* [Problem details]: Quote the listing below in full and exactly as written, but omit every picture.

>> Start Data in this exercise

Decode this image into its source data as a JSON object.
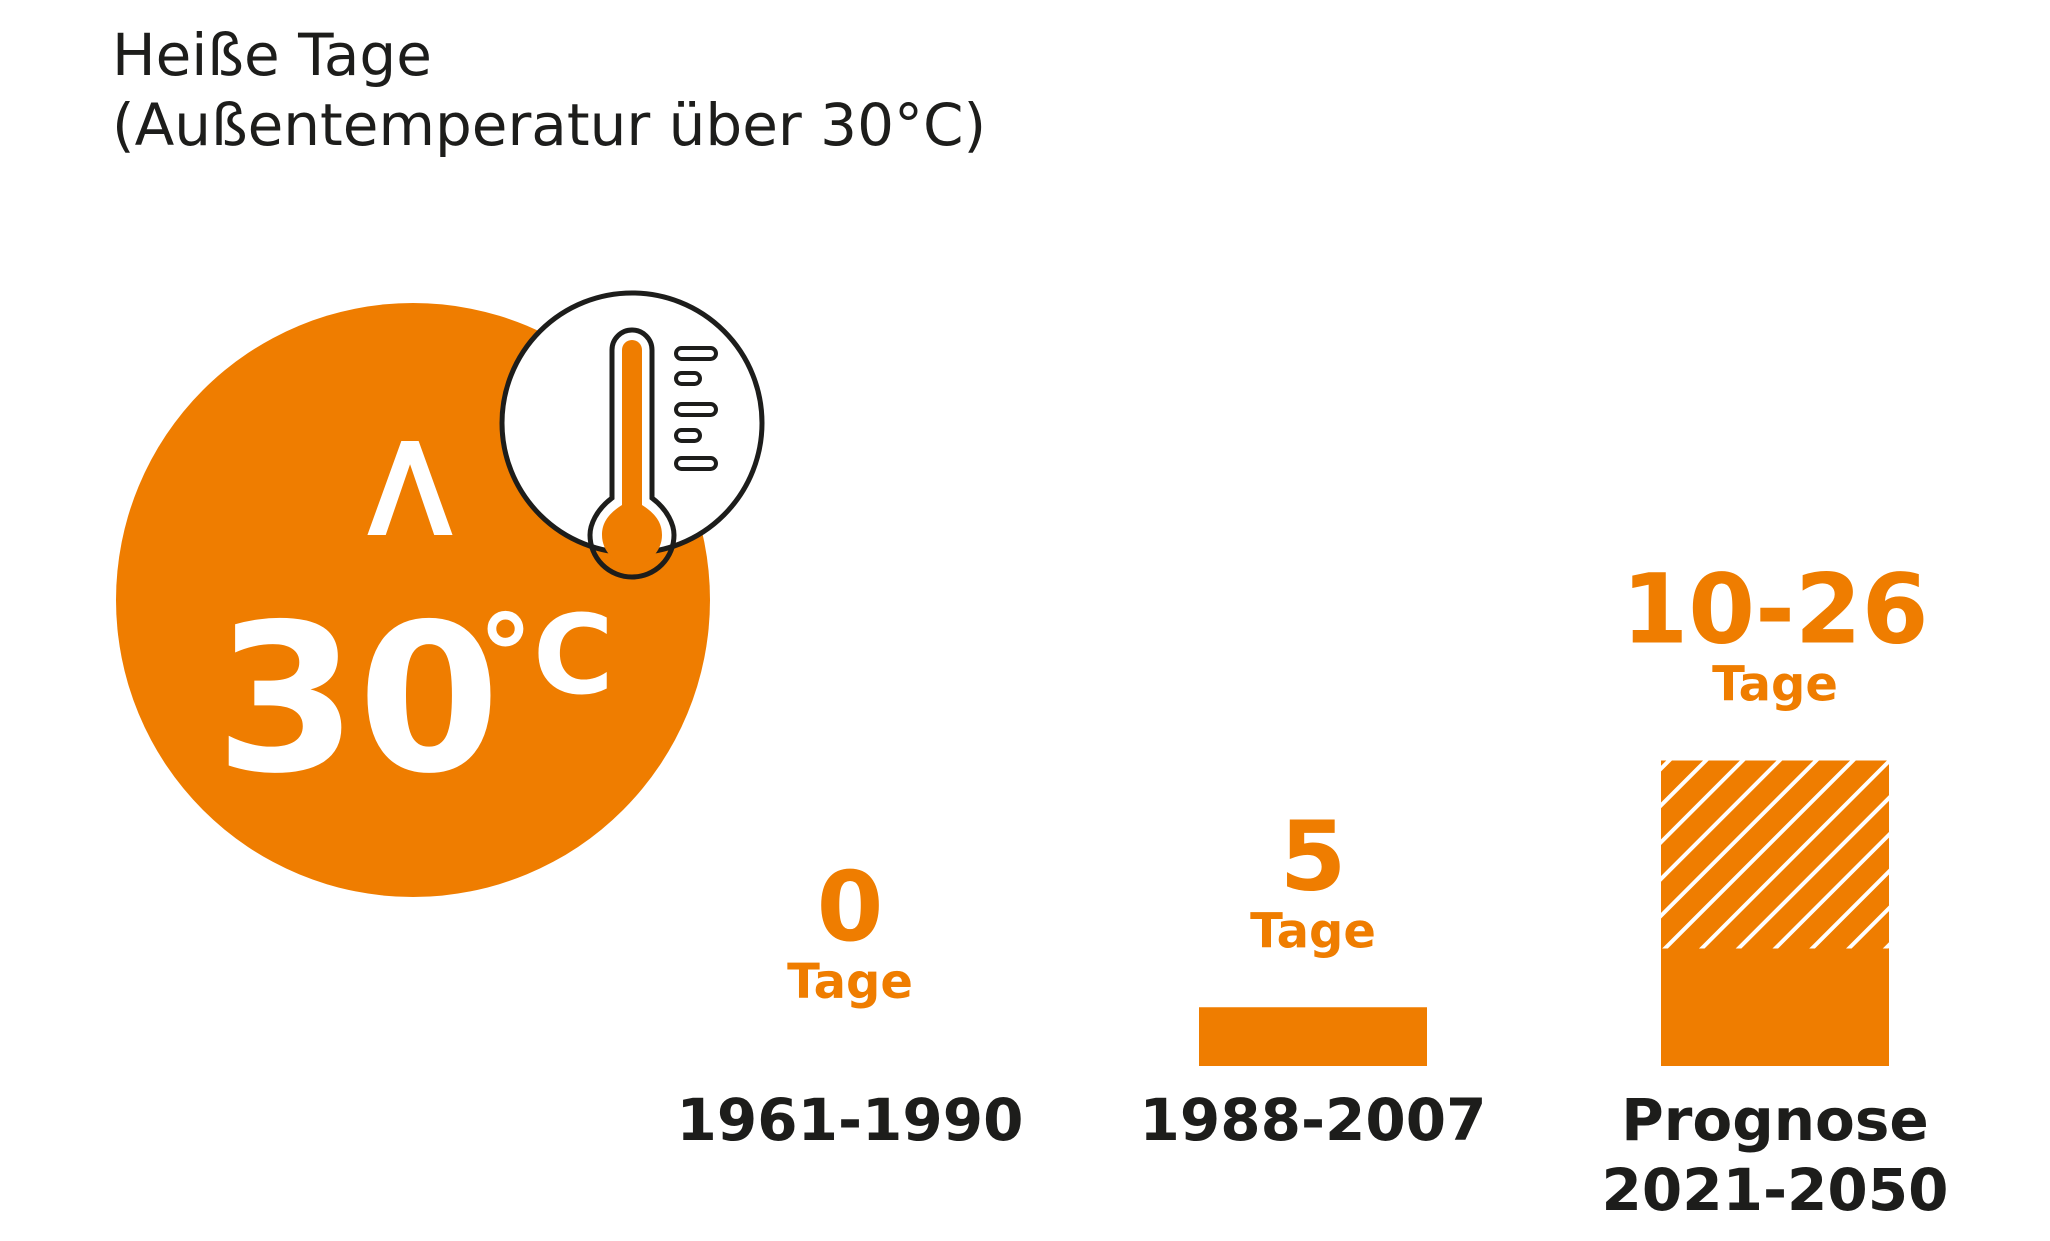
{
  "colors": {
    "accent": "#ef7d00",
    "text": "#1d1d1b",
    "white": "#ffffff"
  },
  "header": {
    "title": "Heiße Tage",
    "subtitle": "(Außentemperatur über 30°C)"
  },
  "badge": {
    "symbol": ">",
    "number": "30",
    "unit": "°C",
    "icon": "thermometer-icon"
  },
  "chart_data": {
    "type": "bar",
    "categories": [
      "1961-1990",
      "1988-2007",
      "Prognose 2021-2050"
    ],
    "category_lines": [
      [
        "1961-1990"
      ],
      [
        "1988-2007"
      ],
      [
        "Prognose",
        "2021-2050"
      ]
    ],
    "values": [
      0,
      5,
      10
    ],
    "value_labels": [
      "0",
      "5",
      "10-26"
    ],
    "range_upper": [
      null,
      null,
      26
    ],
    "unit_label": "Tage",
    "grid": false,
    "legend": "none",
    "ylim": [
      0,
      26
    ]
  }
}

>> End Data in this exercise

* [Solution to this exercise]:
Decode this image into its source data as a JSON object.
{
  "colors": {
    "accent": "#ef7d00",
    "text": "#1d1d1b",
    "white": "#ffffff"
  },
  "header": {
    "title": "Heiße Tage",
    "subtitle": "(Außentemperatur über 30°C)"
  },
  "badge": {
    "symbol": ">",
    "number": "30",
    "unit": "°C",
    "icon": "thermometer-icon"
  },
  "chart_data": {
    "type": "bar",
    "categories": [
      "1961-1990",
      "1988-2007",
      "Prognose 2021-2050"
    ],
    "category_lines": [
      [
        "1961-1990"
      ],
      [
        "1988-2007"
      ],
      [
        "Prognose",
        "2021-2050"
      ]
    ],
    "values": [
      0,
      5,
      10
    ],
    "value_labels": [
      "0",
      "5",
      "10-26"
    ],
    "range_upper": [
      null,
      null,
      26
    ],
    "unit_label": "Tage",
    "grid": false,
    "legend": "none",
    "ylim": [
      0,
      26
    ]
  }
}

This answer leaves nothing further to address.